_EXERCISE PROMPT_:
Repeat each entry as written, dropping any picture you find.

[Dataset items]
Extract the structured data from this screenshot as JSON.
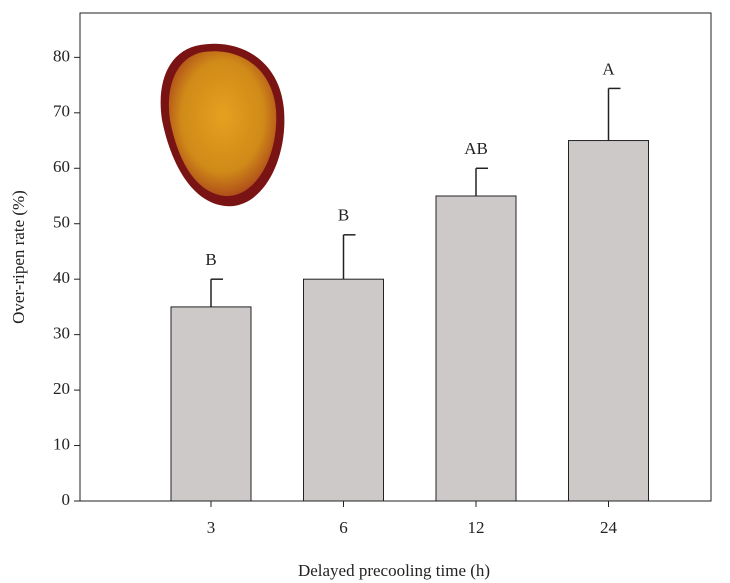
{
  "chart_data": {
    "type": "bar",
    "x_label": "Delayed precooling time (h)",
    "y_label": "Over-ripen rate (%)",
    "categories": [
      "3",
      "6",
      "12",
      "24"
    ],
    "values": [
      35,
      40,
      55,
      65
    ],
    "errors": [
      5,
      8,
      5,
      9.4
    ],
    "letters": [
      "B",
      "B",
      "AB",
      "A"
    ],
    "color": "#cdc9c9",
    "ylim": [
      0,
      88
    ],
    "yticks": [
      0,
      10,
      20,
      30,
      40,
      50,
      60,
      70,
      80
    ]
  }
}
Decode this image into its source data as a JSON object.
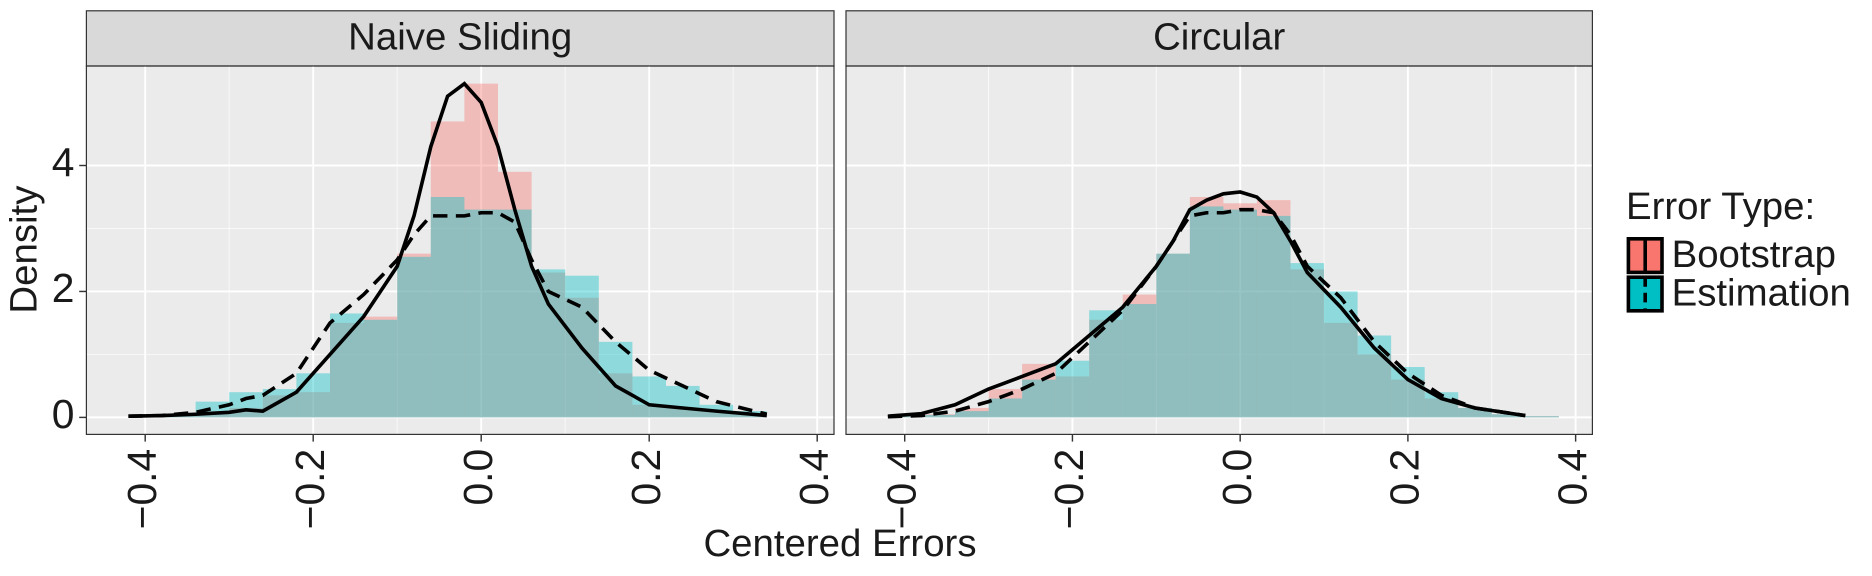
{
  "x_label": "Centered Errors",
  "y_label": "Density",
  "legend_title": "Error Type:",
  "chart_data": [
    {
      "type": "histogram",
      "title": "Naive Sliding",
      "bins": [
        -0.42,
        -0.38,
        -0.34,
        -0.3,
        -0.26,
        -0.22,
        -0.18,
        -0.14,
        -0.1,
        -0.06,
        -0.02,
        0.02,
        0.06,
        0.1,
        0.14,
        0.18,
        0.22,
        0.26,
        0.3,
        0.34,
        0.38
      ],
      "xlim": [
        -0.47,
        0.42
      ],
      "ylim": [
        -0.27,
        5.58
      ],
      "xticks": [
        {
          "value": -0.4,
          "label": "−0.4"
        },
        {
          "value": -0.2,
          "label": "−0.2"
        },
        {
          "value": 0,
          "label": "0.0"
        },
        {
          "value": 0.2,
          "label": "0.2"
        },
        {
          "value": 0.4,
          "label": "0.4"
        }
      ],
      "yticks": [
        0,
        2,
        4
      ],
      "grid": true,
      "density_x": [
        -0.42,
        -0.38,
        -0.34,
        -0.3,
        -0.28,
        -0.26,
        -0.22,
        -0.18,
        -0.14,
        -0.1,
        -0.08,
        -0.06,
        -0.04,
        -0.02,
        0.0,
        0.02,
        0.04,
        0.06,
        0.08,
        0.12,
        0.16,
        0.2,
        0.24,
        0.28,
        0.34
      ],
      "series": [
        {
          "name": "Bootstrap",
          "color": "#F8766D",
          "dashed": false,
          "values": [
            0.02,
            0.03,
            0.1,
            0.15,
            0.35,
            0.4,
            1.5,
            1.6,
            2.6,
            4.7,
            5.3,
            3.9,
            2.3,
            1.9,
            0.7,
            0.2,
            0.15,
            0.1,
            0.05,
            0.0
          ],
          "density": [
            0.02,
            0.03,
            0.05,
            0.08,
            0.12,
            0.1,
            0.4,
            1.0,
            1.6,
            2.4,
            3.2,
            4.3,
            5.1,
            5.3,
            5.0,
            4.3,
            3.3,
            2.4,
            1.8,
            1.1,
            0.5,
            0.2,
            0.15,
            0.1,
            0.03
          ]
        },
        {
          "name": "Estimation",
          "color": "#00BFC4",
          "dashed": true,
          "values": [
            0.02,
            0.05,
            0.25,
            0.4,
            0.45,
            0.7,
            1.65,
            1.55,
            2.55,
            3.5,
            3.3,
            3.3,
            2.35,
            2.25,
            1.2,
            0.65,
            0.5,
            0.2,
            0.1,
            0.0
          ],
          "density": [
            0.02,
            0.03,
            0.08,
            0.2,
            0.3,
            0.35,
            0.7,
            1.5,
            1.95,
            2.5,
            2.9,
            3.2,
            3.2,
            3.2,
            3.25,
            3.25,
            3.1,
            2.5,
            2.0,
            1.75,
            1.2,
            0.75,
            0.5,
            0.25,
            0.05
          ]
        }
      ]
    },
    {
      "type": "histogram",
      "title": "Circular",
      "bins": [
        -0.42,
        -0.38,
        -0.34,
        -0.3,
        -0.26,
        -0.22,
        -0.18,
        -0.14,
        -0.1,
        -0.06,
        -0.02,
        0.02,
        0.06,
        0.1,
        0.14,
        0.18,
        0.22,
        0.26,
        0.3,
        0.34,
        0.38
      ],
      "xlim": [
        -0.47,
        0.42
      ],
      "ylim": [
        -0.27,
        5.58
      ],
      "xticks": [
        {
          "value": -0.4,
          "label": "−0.4"
        },
        {
          "value": -0.2,
          "label": "−0.2"
        },
        {
          "value": 0,
          "label": "0.0"
        },
        {
          "value": 0.2,
          "label": "0.2"
        },
        {
          "value": 0.4,
          "label": "0.4"
        }
      ],
      "yticks": [
        0,
        2,
        4
      ],
      "grid": true,
      "density_x": [
        -0.42,
        -0.38,
        -0.34,
        -0.3,
        -0.28,
        -0.26,
        -0.22,
        -0.18,
        -0.14,
        -0.1,
        -0.08,
        -0.06,
        -0.04,
        -0.02,
        0.0,
        0.02,
        0.04,
        0.06,
        0.08,
        0.12,
        0.16,
        0.2,
        0.24,
        0.28,
        0.34
      ],
      "series": [
        {
          "name": "Bootstrap",
          "color": "#F8766D",
          "dashed": false,
          "values": [
            0.02,
            0.05,
            0.15,
            0.45,
            0.85,
            0.65,
            1.55,
            1.95,
            2.6,
            3.5,
            3.4,
            3.45,
            2.35,
            1.5,
            1.0,
            0.6,
            0.3,
            0.15,
            0.05,
            0.02
          ],
          "density": [
            0.02,
            0.06,
            0.2,
            0.45,
            0.55,
            0.65,
            0.85,
            1.3,
            1.75,
            2.4,
            2.8,
            3.3,
            3.45,
            3.55,
            3.58,
            3.5,
            3.25,
            2.8,
            2.3,
            1.75,
            1.1,
            0.6,
            0.3,
            0.15,
            0.03
          ]
        },
        {
          "name": "Estimation",
          "color": "#00BFC4",
          "dashed": true,
          "values": [
            0.02,
            0.04,
            0.1,
            0.3,
            0.6,
            0.9,
            1.7,
            1.8,
            2.6,
            3.35,
            3.3,
            3.2,
            2.45,
            2.0,
            1.3,
            0.8,
            0.4,
            0.15,
            0.05,
            0.02
          ],
          "density": [
            0.01,
            0.03,
            0.1,
            0.25,
            0.35,
            0.45,
            0.7,
            1.2,
            1.7,
            2.4,
            2.8,
            3.2,
            3.25,
            3.25,
            3.3,
            3.3,
            3.25,
            2.9,
            2.4,
            1.9,
            1.2,
            0.7,
            0.35,
            0.15,
            0.03
          ]
        }
      ]
    }
  ]
}
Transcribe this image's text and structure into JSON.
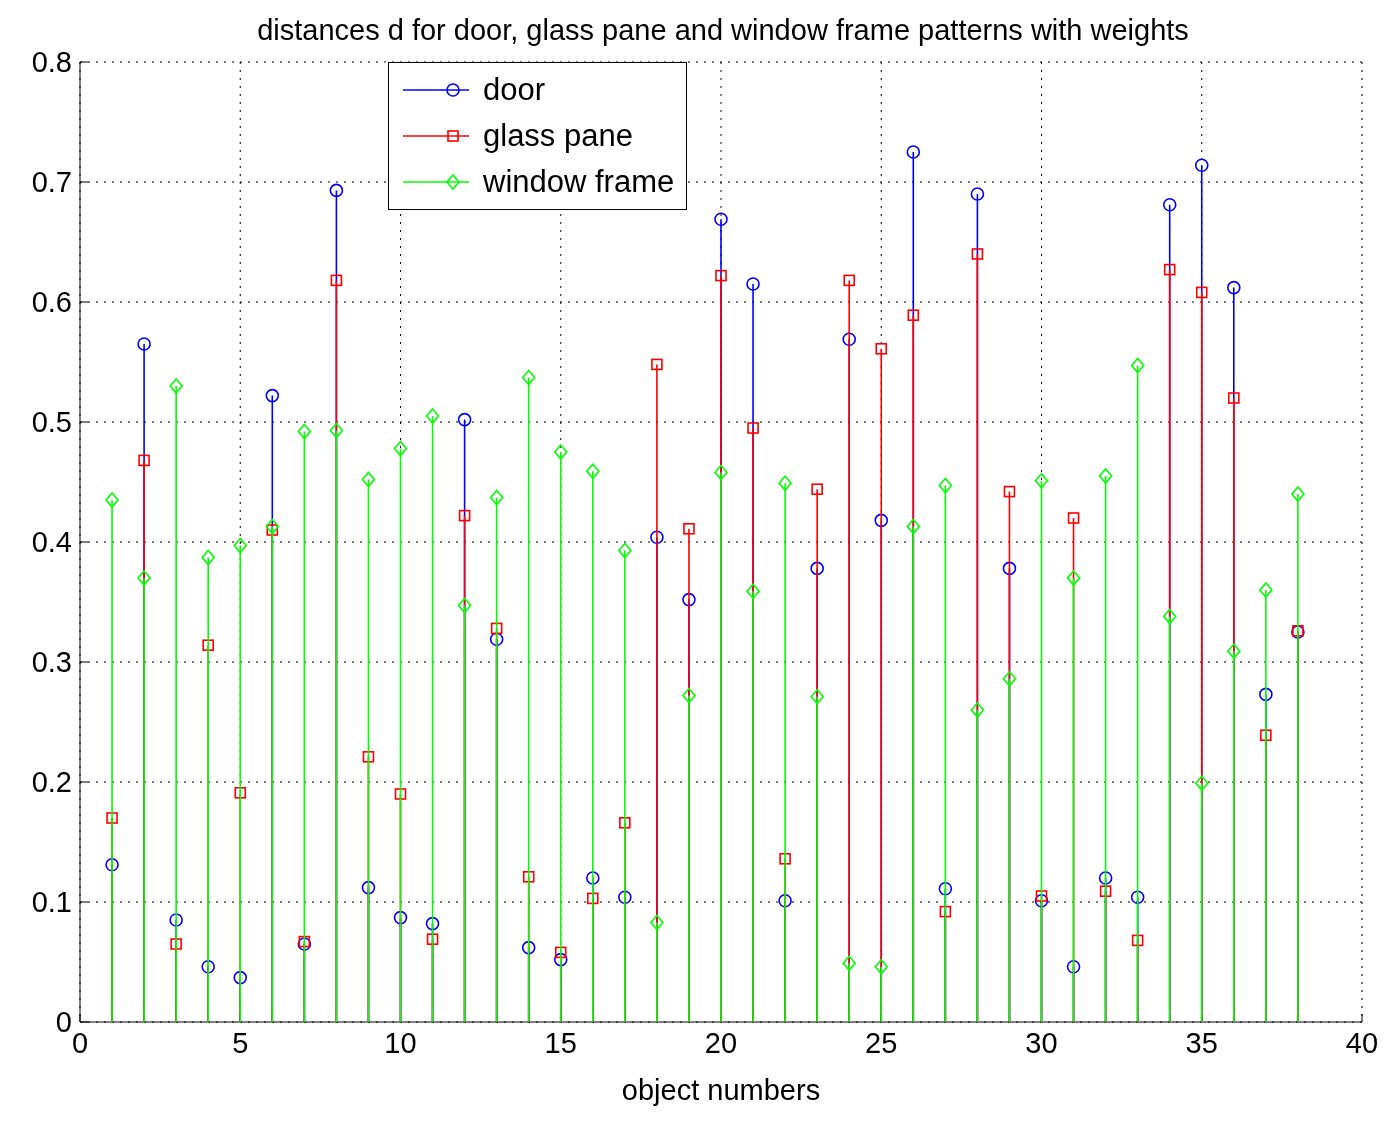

_RESULT FOR THIS EXERCISE_:
Extract the structured data from this screenshot as JSON.
{
  "chart_data": {
    "type": "bar",
    "x_label": "Delayed precooling time (h)",
    "y_label": "Over-ripen rate (%)",
    "categories": [
      "3",
      "6",
      "12",
      "24"
    ],
    "values": [
      35,
      40,
      55,
      65
    ],
    "errors": [
      5,
      8,
      5,
      9.4
    ],
    "letters": [
      "B",
      "B",
      "AB",
      "A"
    ],
    "color": "#cdc9c9",
    "ylim": [
      0,
      88
    ],
    "yticks": [
      0,
      10,
      20,
      30,
      40,
      50,
      60,
      70,
      80
    ]
  }
}
Decode this image into its source data as a JSON object.
{
  "x_label": "Centered Errors",
  "y_label": "Density",
  "legend_title": "Error Type:",
  "chart_data": [
    {
      "type": "histogram",
      "title": "Naive Sliding",
      "bins": [
        -0.42,
        -0.38,
        -0.34,
        -0.3,
        -0.26,
        -0.22,
        -0.18,
        -0.14,
        -0.1,
        -0.06,
        -0.02,
        0.02,
        0.06,
        0.1,
        0.14,
        0.18,
        0.22,
        0.26,
        0.3,
        0.34,
        0.38
      ],
      "xlim": [
        -0.47,
        0.42
      ],
      "ylim": [
        -0.27,
        5.58
      ],
      "xticks": [
        {
          "value": -0.4,
          "label": "−0.4"
        },
        {
          "value": -0.2,
          "label": "−0.2"
        },
        {
          "value": 0,
          "label": "0.0"
        },
        {
          "value": 0.2,
          "label": "0.2"
        },
        {
          "value": 0.4,
          "label": "0.4"
        }
      ],
      "yticks": [
        0,
        2,
        4
      ],
      "grid": true,
      "density_x": [
        -0.42,
        -0.38,
        -0.34,
        -0.3,
        -0.28,
        -0.26,
        -0.22,
        -0.18,
        -0.14,
        -0.1,
        -0.08,
        -0.06,
        -0.04,
        -0.02,
        0.0,
        0.02,
        0.04,
        0.06,
        0.08,
        0.12,
        0.16,
        0.2,
        0.24,
        0.28,
        0.34
      ],
      "series": [
        {
          "name": "Bootstrap",
          "color": "#F8766D",
          "dashed": false,
          "values": [
            0.02,
            0.03,
            0.1,
            0.15,
            0.35,
            0.4,
            1.5,
            1.6,
            2.6,
            4.7,
            5.3,
            3.9,
            2.3,
            1.9,
            0.7,
            0.2,
            0.15,
            0.1,
            0.05,
            0.0
          ],
          "density": [
            0.02,
            0.03,
            0.05,
            0.08,
            0.12,
            0.1,
            0.4,
            1.0,
            1.6,
            2.4,
            3.2,
            4.3,
            5.1,
            5.3,
            5.0,
            4.3,
            3.3,
            2.4,
            1.8,
            1.1,
            0.5,
            0.2,
            0.15,
            0.1,
            0.03
          ]
        },
        {
          "name": "Estimation",
          "color": "#00BFC4",
          "dashed": true,
          "values": [
            0.02,
            0.05,
            0.25,
            0.4,
            0.45,
            0.7,
            1.65,
            1.55,
            2.55,
            3.5,
            3.3,
            3.3,
            2.35,
            2.25,
            1.2,
            0.65,
            0.5,
            0.2,
            0.1,
            0.0
          ],
          "density": [
            0.02,
            0.03,
            0.08,
            0.2,
            0.3,
            0.35,
            0.7,
            1.5,
            1.95,
            2.5,
            2.9,
            3.2,
            3.2,
            3.2,
            3.25,
            3.25,
            3.1,
            2.5,
            2.0,
            1.75,
            1.2,
            0.75,
            0.5,
            0.25,
            0.05
          ]
        }
      ]
    },
    {
      "type": "histogram",
      "title": "Circular",
      "bins": [
        -0.42,
        -0.38,
        -0.34,
        -0.3,
        -0.26,
        -0.22,
        -0.18,
        -0.14,
        -0.1,
        -0.06,
        -0.02,
        0.02,
        0.06,
        0.1,
        0.14,
        0.18,
        0.22,
        0.26,
        0.3,
        0.34,
        0.38
      ],
      "xlim": [
        -0.47,
        0.42
      ],
      "ylim": [
        -0.27,
        5.58
      ],
      "xticks": [
        {
          "value": -0.4,
          "label": "−0.4"
        },
        {
          "value": -0.2,
          "label": "−0.2"
        },
        {
          "value": 0,
          "label": "0.0"
        },
        {
          "value": 0.2,
          "label": "0.2"
        },
        {
          "value": 0.4,
          "label": "0.4"
        }
      ],
      "yticks": [
        0,
        2,
        4
      ],
      "grid": true,
      "density_x": [
        -0.42,
        -0.38,
        -0.34,
        -0.3,
        -0.28,
        -0.26,
        -0.22,
        -0.18,
        -0.14,
        -0.1,
        -0.08,
        -0.06,
        -0.04,
        -0.02,
        0.0,
        0.02,
        0.04,
        0.06,
        0.08,
        0.12,
        0.16,
        0.2,
        0.24,
        0.28,
        0.34
      ],
      "series": [
        {
          "name": "Bootstrap",
          "color": "#F8766D",
          "dashed": false,
          "values": [
            0.02,
            0.05,
            0.15,
            0.45,
            0.85,
            0.65,
            1.55,
            1.95,
            2.6,
            3.5,
            3.4,
            3.45,
            2.35,
            1.5,
            1.0,
            0.6,
            0.3,
            0.15,
            0.05,
            0.02
          ],
          "density": [
            0.02,
            0.06,
            0.2,
            0.45,
            0.55,
            0.65,
            0.85,
            1.3,
            1.75,
            2.4,
            2.8,
            3.3,
            3.45,
            3.55,
            3.58,
            3.5,
            3.25,
            2.8,
            2.3,
            1.75,
            1.1,
            0.6,
            0.3,
            0.15,
            0.03
          ]
        },
        {
          "name": "Estimation",
          "color": "#00BFC4",
          "dashed": true,
          "values": [
            0.02,
            0.04,
            0.1,
            0.3,
            0.6,
            0.9,
            1.7,
            1.8,
            2.6,
            3.35,
            3.3,
            3.2,
            2.45,
            2.0,
            1.3,
            0.8,
            0.4,
            0.15,
            0.05,
            0.02
          ],
          "density": [
            0.01,
            0.03,
            0.1,
            0.25,
            0.35,
            0.45,
            0.7,
            1.2,
            1.7,
            2.4,
            2.8,
            3.2,
            3.25,
            3.25,
            3.3,
            3.3,
            3.25,
            2.9,
            2.4,
            1.9,
            1.2,
            0.7,
            0.35,
            0.15,
            0.03
          ]
        }
      ]
    }
  ]
}
Transcribe this image's text and structure into JSON.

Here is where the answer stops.